(Some records)
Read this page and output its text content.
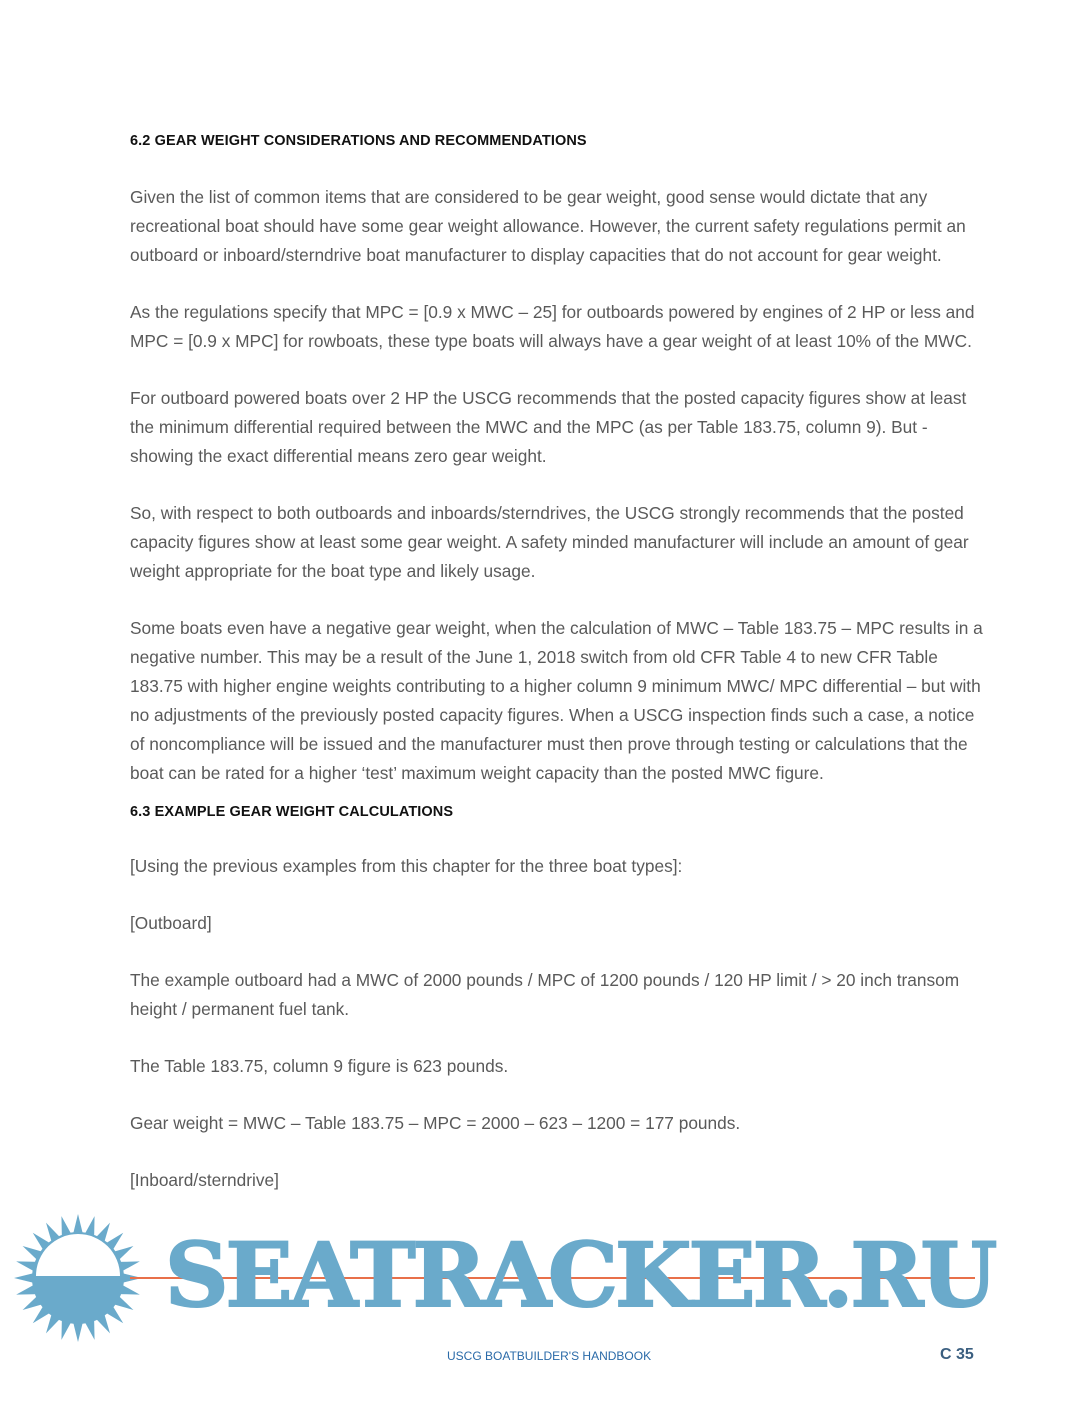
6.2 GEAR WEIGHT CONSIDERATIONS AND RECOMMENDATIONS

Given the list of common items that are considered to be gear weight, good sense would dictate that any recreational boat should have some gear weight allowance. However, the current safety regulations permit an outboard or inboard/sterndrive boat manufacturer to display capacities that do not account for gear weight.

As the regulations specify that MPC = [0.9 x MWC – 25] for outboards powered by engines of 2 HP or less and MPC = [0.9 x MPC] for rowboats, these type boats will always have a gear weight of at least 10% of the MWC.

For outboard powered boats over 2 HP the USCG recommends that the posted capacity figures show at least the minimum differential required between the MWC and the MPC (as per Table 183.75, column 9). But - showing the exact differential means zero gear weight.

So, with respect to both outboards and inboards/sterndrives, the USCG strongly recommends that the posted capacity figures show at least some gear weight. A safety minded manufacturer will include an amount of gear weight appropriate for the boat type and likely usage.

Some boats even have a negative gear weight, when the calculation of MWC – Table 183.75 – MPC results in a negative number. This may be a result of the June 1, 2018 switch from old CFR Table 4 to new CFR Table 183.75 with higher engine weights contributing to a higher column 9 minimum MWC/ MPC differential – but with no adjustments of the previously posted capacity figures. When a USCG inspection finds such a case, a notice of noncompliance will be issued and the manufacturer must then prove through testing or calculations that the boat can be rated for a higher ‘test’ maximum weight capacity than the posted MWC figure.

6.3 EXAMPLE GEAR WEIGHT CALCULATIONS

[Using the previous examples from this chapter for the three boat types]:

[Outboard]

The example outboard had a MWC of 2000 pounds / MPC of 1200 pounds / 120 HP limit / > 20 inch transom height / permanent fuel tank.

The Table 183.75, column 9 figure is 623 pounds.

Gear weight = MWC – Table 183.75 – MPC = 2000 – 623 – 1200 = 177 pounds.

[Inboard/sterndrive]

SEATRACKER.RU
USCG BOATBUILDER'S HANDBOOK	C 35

Written request
In the entries above, find lines with "minimum" and copy each.

The reply
For outboard powered boats over 2 HP the USCG recommends that the posted capacity figures show at least the minimum differential required between the MWC and the MPC (as per Table 183.75, column 9). But - showing the exact differential means zero gear weight.
Some boats even have a negative gear weight, when the calculation of MWC – Table 183.75 – MPC results in a negative number. This may be a result of the June 1, 2018 switch from old CFR Table 4 to new CFR Table 183.75 with higher engine weights contributing to a higher column 9 minimum MWC/ MPC differential – but with no adjustments of the previously posted capacity figures. When a USCG inspection finds such a case, a notice of noncompliance will be issued and the manufacturer must then prove through testing or calculations that the boat can be rated for a higher ‘test’ maximum weight capacity than the posted MWC figure.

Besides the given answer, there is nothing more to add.